What the exercise asks: Find and return each line containing "title".

>> BEGIN

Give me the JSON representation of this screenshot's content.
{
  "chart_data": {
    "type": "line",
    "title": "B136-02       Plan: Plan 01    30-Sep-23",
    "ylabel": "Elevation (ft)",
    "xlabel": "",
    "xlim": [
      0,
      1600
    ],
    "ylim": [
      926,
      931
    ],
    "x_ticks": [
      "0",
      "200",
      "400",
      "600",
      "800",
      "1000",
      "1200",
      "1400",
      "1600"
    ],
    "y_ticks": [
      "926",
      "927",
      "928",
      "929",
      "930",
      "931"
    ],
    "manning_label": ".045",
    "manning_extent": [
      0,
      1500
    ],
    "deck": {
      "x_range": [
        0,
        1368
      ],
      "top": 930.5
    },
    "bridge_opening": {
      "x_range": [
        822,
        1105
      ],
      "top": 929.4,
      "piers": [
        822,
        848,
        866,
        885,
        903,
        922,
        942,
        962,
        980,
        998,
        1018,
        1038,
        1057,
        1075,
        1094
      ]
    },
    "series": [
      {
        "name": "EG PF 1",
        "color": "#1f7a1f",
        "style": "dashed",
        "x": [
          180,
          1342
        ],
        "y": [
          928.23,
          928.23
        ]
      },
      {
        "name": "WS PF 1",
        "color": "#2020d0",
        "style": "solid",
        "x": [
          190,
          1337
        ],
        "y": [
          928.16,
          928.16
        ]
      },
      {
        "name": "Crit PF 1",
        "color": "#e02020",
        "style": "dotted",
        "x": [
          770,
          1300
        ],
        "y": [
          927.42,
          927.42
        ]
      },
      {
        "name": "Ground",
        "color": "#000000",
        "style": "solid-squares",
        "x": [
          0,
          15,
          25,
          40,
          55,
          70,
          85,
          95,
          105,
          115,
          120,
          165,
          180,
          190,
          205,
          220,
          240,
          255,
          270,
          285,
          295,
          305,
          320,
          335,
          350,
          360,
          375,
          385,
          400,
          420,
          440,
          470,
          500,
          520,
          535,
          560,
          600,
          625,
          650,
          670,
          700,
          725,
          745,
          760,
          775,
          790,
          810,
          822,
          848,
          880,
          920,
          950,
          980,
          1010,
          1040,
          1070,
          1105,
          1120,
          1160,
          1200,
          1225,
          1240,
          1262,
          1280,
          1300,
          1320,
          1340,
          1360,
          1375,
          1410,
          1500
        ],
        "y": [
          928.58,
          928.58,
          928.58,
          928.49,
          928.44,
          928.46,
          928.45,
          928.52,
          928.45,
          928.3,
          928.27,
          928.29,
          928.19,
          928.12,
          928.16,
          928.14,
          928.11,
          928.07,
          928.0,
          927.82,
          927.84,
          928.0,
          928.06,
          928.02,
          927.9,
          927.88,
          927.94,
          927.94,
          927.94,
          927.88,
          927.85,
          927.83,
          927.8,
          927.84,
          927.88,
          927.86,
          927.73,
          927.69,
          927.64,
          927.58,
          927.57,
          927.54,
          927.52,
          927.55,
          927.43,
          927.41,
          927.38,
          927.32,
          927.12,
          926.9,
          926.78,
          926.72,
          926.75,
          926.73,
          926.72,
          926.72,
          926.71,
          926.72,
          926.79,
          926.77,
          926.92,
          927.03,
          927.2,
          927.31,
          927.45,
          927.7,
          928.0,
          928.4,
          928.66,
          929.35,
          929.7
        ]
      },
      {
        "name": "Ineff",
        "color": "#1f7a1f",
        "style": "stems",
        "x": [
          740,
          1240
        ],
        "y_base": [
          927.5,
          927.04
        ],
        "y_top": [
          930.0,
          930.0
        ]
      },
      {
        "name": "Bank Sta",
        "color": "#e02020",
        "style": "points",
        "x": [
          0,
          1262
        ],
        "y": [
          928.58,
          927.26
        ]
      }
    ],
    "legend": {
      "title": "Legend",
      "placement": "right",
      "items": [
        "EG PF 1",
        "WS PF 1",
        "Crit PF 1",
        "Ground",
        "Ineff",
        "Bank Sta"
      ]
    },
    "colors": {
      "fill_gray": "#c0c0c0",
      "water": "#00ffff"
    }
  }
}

>> END

Task answer:
    "title": "B136-02       Plan: Plan 01    30-Sep-23",
      "title": "Legend",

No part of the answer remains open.